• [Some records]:
※ ※ ※
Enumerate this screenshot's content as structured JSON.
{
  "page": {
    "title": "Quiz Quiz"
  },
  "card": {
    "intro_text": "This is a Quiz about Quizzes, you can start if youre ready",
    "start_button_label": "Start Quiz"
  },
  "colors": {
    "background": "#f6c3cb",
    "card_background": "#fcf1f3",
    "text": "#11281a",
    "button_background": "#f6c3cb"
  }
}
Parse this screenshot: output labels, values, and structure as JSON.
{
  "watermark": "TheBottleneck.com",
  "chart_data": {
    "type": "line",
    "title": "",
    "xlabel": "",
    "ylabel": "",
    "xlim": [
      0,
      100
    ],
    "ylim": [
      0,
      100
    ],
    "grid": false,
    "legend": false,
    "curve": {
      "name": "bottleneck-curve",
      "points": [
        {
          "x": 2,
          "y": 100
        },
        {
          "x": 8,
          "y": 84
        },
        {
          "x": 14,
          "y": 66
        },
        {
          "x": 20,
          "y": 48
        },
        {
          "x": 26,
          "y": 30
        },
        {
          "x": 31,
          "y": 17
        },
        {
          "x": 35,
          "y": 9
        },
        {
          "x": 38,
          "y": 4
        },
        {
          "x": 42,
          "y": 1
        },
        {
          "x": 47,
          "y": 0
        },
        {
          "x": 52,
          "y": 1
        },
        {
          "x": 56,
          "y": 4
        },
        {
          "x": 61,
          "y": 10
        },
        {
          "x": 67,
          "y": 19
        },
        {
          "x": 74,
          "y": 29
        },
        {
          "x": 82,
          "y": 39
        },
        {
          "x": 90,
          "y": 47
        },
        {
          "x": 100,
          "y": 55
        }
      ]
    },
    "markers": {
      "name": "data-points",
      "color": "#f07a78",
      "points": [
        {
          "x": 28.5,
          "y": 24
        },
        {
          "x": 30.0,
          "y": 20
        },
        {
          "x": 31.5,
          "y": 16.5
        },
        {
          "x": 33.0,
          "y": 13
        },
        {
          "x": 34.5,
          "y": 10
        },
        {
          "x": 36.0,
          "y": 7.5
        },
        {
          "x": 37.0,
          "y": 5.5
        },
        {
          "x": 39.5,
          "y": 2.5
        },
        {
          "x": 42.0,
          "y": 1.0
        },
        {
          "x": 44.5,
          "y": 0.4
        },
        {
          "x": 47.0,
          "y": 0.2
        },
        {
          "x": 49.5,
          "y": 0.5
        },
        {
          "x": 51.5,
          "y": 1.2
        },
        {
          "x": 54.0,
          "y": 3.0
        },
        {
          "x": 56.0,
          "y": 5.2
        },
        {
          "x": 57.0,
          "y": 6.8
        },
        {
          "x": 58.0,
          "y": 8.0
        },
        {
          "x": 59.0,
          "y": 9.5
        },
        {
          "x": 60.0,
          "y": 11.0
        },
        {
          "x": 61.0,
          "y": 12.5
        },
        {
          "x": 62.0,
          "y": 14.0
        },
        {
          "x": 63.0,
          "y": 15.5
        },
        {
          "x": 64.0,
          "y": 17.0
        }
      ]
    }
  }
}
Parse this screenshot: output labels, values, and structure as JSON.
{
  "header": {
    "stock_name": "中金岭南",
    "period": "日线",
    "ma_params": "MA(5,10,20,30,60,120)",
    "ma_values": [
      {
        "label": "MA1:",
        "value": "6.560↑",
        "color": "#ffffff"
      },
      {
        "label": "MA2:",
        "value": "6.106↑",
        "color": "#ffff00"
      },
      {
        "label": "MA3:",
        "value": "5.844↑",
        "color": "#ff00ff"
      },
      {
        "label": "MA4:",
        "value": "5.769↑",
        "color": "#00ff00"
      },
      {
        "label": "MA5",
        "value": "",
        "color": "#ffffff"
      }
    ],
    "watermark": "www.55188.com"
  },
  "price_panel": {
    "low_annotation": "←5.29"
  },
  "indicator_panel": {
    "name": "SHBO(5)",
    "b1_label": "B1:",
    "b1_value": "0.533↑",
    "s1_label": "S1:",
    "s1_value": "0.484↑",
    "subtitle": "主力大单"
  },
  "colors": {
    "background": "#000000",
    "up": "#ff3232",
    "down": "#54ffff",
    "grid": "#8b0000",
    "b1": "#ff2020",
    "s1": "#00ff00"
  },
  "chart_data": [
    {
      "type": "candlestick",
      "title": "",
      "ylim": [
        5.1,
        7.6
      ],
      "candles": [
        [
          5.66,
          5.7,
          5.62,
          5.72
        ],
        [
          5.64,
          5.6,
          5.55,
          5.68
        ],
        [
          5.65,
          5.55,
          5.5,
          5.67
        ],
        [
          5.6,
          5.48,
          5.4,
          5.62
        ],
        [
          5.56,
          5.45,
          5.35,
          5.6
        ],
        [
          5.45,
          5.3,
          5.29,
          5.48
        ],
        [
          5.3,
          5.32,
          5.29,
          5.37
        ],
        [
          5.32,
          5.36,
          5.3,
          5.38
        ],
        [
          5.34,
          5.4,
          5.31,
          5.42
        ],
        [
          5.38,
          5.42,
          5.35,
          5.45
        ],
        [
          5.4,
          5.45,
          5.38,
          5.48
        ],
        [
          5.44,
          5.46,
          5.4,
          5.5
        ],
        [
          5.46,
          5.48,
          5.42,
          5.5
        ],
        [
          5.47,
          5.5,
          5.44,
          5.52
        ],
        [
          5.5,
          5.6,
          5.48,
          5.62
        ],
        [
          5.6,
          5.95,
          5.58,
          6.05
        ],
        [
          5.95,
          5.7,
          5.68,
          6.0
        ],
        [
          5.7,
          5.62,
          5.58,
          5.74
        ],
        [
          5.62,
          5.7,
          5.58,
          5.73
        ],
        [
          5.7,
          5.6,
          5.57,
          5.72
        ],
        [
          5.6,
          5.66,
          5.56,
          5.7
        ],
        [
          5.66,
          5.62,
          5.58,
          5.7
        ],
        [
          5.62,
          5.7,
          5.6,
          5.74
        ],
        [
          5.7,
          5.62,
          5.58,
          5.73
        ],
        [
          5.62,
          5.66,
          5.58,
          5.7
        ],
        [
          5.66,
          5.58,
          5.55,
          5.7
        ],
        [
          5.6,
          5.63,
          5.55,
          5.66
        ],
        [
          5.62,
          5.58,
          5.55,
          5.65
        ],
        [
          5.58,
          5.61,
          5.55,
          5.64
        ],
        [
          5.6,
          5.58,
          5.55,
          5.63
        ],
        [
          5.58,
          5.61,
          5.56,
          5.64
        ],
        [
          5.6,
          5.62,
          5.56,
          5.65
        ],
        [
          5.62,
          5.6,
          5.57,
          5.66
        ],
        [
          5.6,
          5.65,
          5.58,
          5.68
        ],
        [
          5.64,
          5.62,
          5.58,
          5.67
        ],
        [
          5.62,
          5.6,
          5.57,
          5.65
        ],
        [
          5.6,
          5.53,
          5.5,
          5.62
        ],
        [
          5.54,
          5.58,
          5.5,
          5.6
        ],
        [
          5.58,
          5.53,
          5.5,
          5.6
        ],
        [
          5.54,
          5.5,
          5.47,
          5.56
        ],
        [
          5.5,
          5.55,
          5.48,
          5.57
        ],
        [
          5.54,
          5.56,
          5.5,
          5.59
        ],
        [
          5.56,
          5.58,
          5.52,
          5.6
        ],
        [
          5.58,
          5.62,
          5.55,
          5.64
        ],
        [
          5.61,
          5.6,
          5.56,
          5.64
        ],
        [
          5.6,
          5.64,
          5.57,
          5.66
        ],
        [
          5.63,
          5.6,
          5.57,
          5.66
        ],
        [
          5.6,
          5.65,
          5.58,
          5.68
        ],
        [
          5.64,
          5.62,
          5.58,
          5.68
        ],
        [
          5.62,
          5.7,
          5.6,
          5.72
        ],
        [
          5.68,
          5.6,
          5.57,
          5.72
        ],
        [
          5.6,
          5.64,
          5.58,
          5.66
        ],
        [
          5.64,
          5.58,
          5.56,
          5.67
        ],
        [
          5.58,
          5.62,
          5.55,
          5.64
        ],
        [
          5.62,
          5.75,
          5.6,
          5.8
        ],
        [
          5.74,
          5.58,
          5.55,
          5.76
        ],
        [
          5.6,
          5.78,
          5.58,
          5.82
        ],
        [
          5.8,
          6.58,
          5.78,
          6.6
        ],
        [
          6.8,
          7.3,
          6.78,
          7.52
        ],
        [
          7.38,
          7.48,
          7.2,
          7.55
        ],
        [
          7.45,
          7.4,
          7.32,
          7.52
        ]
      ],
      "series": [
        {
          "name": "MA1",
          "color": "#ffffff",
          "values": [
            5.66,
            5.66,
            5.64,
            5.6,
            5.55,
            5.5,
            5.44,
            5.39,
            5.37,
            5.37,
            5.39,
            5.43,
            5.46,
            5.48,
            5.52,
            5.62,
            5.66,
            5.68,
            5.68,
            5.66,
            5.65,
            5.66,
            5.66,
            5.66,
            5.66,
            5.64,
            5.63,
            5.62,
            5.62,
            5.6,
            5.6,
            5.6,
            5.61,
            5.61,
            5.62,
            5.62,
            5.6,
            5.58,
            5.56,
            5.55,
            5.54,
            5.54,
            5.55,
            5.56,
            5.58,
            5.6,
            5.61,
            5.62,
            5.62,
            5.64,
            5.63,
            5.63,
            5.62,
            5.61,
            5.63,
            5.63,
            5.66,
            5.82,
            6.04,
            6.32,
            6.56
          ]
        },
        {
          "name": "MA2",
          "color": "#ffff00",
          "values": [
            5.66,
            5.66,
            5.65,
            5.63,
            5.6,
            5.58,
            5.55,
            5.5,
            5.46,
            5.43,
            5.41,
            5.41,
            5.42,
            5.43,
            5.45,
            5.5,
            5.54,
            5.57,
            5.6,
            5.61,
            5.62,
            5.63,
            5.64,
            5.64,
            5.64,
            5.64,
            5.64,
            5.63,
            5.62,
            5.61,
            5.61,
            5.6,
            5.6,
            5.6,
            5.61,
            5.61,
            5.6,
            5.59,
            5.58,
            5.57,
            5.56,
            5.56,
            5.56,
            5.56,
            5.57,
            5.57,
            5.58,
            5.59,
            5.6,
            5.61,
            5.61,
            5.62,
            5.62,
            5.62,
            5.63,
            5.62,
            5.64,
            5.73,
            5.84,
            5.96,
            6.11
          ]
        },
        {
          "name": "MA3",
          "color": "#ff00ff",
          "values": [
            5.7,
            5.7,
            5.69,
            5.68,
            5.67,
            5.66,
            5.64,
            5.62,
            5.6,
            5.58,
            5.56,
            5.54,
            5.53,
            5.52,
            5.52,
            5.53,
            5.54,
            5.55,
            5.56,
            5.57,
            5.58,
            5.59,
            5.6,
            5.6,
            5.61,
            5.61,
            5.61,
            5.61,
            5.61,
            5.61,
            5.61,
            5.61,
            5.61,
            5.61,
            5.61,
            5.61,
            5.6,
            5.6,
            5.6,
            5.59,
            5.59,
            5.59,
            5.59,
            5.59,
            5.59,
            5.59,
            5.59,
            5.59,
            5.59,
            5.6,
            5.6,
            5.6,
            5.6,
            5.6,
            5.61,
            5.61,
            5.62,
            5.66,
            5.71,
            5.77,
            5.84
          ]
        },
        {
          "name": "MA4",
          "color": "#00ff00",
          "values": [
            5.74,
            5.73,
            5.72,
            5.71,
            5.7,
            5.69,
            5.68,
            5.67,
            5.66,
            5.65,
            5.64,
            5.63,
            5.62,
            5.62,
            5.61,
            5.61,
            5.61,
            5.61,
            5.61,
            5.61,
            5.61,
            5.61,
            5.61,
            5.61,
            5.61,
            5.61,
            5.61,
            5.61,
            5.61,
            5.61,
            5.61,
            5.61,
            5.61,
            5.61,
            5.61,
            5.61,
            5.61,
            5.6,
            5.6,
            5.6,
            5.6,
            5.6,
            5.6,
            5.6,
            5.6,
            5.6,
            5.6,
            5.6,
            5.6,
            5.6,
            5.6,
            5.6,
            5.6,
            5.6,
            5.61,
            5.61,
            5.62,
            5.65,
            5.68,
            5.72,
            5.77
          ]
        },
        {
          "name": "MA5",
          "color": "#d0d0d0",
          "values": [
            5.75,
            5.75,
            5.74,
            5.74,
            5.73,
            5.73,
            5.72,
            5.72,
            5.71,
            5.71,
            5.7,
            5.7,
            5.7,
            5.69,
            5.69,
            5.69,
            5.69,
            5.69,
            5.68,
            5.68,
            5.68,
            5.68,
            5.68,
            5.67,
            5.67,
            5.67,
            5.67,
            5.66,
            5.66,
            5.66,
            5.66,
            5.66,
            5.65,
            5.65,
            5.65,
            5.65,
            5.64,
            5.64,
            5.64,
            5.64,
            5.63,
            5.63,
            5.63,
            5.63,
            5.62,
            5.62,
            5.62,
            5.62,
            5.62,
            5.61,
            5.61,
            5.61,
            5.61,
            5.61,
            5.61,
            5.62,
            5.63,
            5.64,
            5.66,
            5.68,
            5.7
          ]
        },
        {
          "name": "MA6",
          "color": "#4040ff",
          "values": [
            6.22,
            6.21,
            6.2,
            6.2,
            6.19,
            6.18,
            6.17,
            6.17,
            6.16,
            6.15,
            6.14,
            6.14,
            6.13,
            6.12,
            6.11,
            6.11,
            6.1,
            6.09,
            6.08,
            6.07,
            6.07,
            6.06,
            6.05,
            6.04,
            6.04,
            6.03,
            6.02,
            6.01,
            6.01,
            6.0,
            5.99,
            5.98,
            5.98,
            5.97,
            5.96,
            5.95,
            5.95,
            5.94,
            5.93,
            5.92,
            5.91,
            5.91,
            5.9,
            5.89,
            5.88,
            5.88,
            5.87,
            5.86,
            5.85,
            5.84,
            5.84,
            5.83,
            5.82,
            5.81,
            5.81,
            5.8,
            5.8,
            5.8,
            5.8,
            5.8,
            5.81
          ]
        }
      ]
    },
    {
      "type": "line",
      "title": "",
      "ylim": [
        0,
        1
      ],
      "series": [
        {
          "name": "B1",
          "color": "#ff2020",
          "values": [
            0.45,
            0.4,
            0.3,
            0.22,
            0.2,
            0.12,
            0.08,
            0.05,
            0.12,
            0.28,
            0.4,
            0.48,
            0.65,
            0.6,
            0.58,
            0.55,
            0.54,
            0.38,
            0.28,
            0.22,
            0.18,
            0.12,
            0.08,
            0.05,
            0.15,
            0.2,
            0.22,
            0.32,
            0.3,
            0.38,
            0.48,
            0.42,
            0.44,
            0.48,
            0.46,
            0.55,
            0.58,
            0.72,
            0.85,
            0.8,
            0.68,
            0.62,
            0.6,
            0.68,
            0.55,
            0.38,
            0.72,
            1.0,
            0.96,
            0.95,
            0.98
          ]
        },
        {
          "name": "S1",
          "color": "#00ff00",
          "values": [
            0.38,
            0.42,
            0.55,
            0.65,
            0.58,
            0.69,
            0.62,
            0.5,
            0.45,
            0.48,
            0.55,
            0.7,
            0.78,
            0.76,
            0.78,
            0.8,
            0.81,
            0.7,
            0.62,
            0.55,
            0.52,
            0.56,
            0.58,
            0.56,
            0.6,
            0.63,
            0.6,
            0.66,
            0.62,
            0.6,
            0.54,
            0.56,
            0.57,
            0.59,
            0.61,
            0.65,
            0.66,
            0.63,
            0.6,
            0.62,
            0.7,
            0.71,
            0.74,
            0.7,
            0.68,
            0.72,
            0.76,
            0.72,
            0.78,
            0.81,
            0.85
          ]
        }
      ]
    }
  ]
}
※ ※ ※
• [OBJECTIVE]: Count the lines of the material that include the word "Quiz", then state only the total.

• [SOLVED EXERCISE]: 3